*** Recorded data
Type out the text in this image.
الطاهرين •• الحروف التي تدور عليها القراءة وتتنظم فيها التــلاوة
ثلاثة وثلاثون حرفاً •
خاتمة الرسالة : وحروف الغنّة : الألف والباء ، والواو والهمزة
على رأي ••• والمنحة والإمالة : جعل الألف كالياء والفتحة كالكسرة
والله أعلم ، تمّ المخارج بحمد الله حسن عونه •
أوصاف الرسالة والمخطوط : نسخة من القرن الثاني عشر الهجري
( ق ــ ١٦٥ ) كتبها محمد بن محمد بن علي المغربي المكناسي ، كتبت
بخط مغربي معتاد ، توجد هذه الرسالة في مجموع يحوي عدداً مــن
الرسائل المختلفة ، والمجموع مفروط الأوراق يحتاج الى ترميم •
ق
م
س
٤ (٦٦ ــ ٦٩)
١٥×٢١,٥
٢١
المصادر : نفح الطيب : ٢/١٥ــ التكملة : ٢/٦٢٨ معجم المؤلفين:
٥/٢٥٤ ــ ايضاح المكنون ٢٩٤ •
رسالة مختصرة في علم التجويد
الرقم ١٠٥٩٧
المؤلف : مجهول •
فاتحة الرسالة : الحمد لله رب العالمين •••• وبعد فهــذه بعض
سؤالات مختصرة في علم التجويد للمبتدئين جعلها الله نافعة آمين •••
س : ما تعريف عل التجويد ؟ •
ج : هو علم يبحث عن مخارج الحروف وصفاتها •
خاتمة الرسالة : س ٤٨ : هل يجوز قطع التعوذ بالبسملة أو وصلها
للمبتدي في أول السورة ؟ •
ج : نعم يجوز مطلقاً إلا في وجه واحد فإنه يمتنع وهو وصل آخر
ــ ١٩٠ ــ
******
- Directions -
Take the entries and copy them out exactly.

- Response to this task -
Type out the text in this image.
الطاهرين •• الحروف التي تدور عليها القراءة وتتنظم فيها التــلاوة
ثلاثة وثلاثون حرفاً •
خاتمة الرسالة : وحروف الغنّة : الألف والباء ، والواو والهمزة
على رأي ••• والمنحة والإمالة : جعل الألف كالياء والفتحة كالكسرة
والله أعلم ، تمّ المخارج بحمد الله حسن عونه •
أوصاف الرسالة والمخطوط : نسخة من القرن الثاني عشر الهجري
( ق ــ ١٦٥ ) كتبها محمد بن محمد بن علي المغربي المكناسي ، كتبت
بخط مغربي معتاد ، توجد هذه الرسالة في مجموع يحوي عدداً مــن
الرسائل المختلفة ، والمجموع مفروط الأوراق يحتاج الى ترميم •
ق
م
س
٤ (٦٦ ــ ٦٩)
١٥×٢١,٥
٢١
المصادر : نفح الطيب : ٢/١٥ــ التكملة : ٢/٦٢٨ معجم المؤلفين:
٥/٢٥٤ ــ ايضاح المكنون ٢٩٤ •
رسالة مختصرة في علم التجويد
الرقم ١٠٥٩٧
المؤلف : مجهول •
فاتحة الرسالة : الحمد لله رب العالمين •••• وبعد فهــذه بعض
سؤالات مختصرة في علم التجويد للمبتدئين جعلها الله نافعة آمين •••
س : ما تعريف عل التجويد ؟ •
ج : هو علم يبحث عن مخارج الحروف وصفاتها •
خاتمة الرسالة : س ٤٨ : هل يجوز قطع التعوذ بالبسملة أو وصلها
للمبتدي في أول السورة ؟ •
ج : نعم يجوز مطلقاً إلا في وجه واحد فإنه يمتنع وهو وصل آخر
ــ ١٩٠ ــ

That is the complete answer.